All of the data needs to be repeated exactly.

------ RECORDS FOR THE TASK

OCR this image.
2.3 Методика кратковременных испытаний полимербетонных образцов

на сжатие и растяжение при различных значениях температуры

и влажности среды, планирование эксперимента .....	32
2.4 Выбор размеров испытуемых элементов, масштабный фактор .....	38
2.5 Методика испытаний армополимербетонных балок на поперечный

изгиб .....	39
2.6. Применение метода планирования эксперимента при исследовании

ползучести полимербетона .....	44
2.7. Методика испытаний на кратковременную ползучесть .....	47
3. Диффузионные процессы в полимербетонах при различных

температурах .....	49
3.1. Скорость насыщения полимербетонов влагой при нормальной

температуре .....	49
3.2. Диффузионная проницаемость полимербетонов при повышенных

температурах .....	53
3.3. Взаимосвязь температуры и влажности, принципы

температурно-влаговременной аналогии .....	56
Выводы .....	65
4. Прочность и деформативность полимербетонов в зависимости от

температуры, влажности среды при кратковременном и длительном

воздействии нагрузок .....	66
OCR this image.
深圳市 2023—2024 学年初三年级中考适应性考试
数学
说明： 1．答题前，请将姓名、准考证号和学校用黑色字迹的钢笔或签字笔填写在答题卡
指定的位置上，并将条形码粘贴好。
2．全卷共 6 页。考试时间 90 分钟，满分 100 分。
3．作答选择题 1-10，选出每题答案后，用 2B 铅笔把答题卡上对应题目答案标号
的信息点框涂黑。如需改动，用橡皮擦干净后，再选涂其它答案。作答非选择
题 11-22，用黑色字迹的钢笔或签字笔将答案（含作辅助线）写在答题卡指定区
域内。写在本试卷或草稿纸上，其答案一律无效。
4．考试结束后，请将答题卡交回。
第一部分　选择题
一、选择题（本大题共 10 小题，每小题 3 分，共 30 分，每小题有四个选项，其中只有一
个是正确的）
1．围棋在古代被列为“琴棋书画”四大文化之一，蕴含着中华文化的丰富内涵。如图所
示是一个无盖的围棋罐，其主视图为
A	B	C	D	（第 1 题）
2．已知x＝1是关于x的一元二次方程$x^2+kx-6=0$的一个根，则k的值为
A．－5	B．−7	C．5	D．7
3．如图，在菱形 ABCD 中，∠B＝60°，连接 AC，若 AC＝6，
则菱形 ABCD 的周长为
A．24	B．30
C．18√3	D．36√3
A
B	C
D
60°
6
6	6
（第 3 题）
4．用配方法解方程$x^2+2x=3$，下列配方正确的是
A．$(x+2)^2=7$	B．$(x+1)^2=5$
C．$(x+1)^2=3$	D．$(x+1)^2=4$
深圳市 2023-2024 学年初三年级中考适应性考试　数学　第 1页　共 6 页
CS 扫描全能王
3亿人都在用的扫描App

------------

REPLY TO THE EXERCISE:
OCR this image.
2.3 Методика кратковременных испытаний полимербетонных образцов

на сжатие и растяжение при различных значениях температуры

и влажности среды, планирование эксперимента .....	32
2.4 Выбор размеров испытуемых элементов, масштабный фактор .....	38
2.5 Методика испытаний армополимербетонных балок на поперечный

изгиб .....	39
2.6. Применение метода планирования эксперимента при исследовании

ползучести полимербетона .....	44
2.7. Методика испытаний на кратковременную ползучесть .....	47
3. Диффузионные процессы в полимербетонах при различных

температурах .....	49
3.1. Скорость насыщения полимербетонов влагой при нормальной

температуре .....	49
3.2. Диффузионная проницаемость полимербетонов при повышенных

температурах .....	53
3.3. Взаимосвязь температуры и влажности, принципы

температурно-влаговременной аналогии .....	56
Выводы .....	65
4. Прочность и деформативность полимербетонов в зависимости от

температуры, влажности среды при кратковременном и длительном

воздействии нагрузок .....	66
OCR this image.
深圳市 2023—2024 学年初三年级中考适应性考试
数学
说明： 1．答题前，请将姓名、准考证号和学校用黑色字迹的钢笔或签字笔填写在答题卡
指定的位置上，并将条形码粘贴好。
2．全卷共 6 页。考试时间 90 分钟，满分 100 分。
3．作答选择题 1-10，选出每题答案后，用 2B 铅笔把答题卡上对应题目答案标号
的信息点框涂黑。如需改动，用橡皮擦干净后，再选涂其它答案。作答非选择
题 11-22，用黑色字迹的钢笔或签字笔将答案（含作辅助线）写在答题卡指定区
域内。写在本试卷或草稿纸上，其答案一律无效。
4．考试结束后，请将答题卡交回。
第一部分　选择题
一、选择题（本大题共 10 小题，每小题 3 分，共 30 分，每小题有四个选项，其中只有一
个是正确的）
1．围棋在古代被列为“琴棋书画”四大文化之一，蕴含着中华文化的丰富内涵。如图所
示是一个无盖的围棋罐，其主视图为
A	B	C	D	（第 1 题）
2．已知x＝1是关于x的一元二次方程$x^2+kx-6=0$的一个根，则k的值为
A．－5	B．−7	C．5	D．7
3．如图，在菱形 ABCD 中，∠B＝60°，连接 AC，若 AC＝6，
则菱形 ABCD 的周长为
A．24	B．30
C．18√3	D．36√3
A
B	C
D
60°
6
6	6
（第 3 题）
4．用配方法解方程$x^2+2x=3$，下列配方正确的是
A．$(x+2)^2=7$	B．$(x+1)^2=5$
C．$(x+1)^2=3$	D．$(x+1)^2=4$
深圳市 2023-2024 学年初三年级中考适应性考试　数学　第 1页　共 6 页
CS 扫描全能王
3亿人都在用的扫描App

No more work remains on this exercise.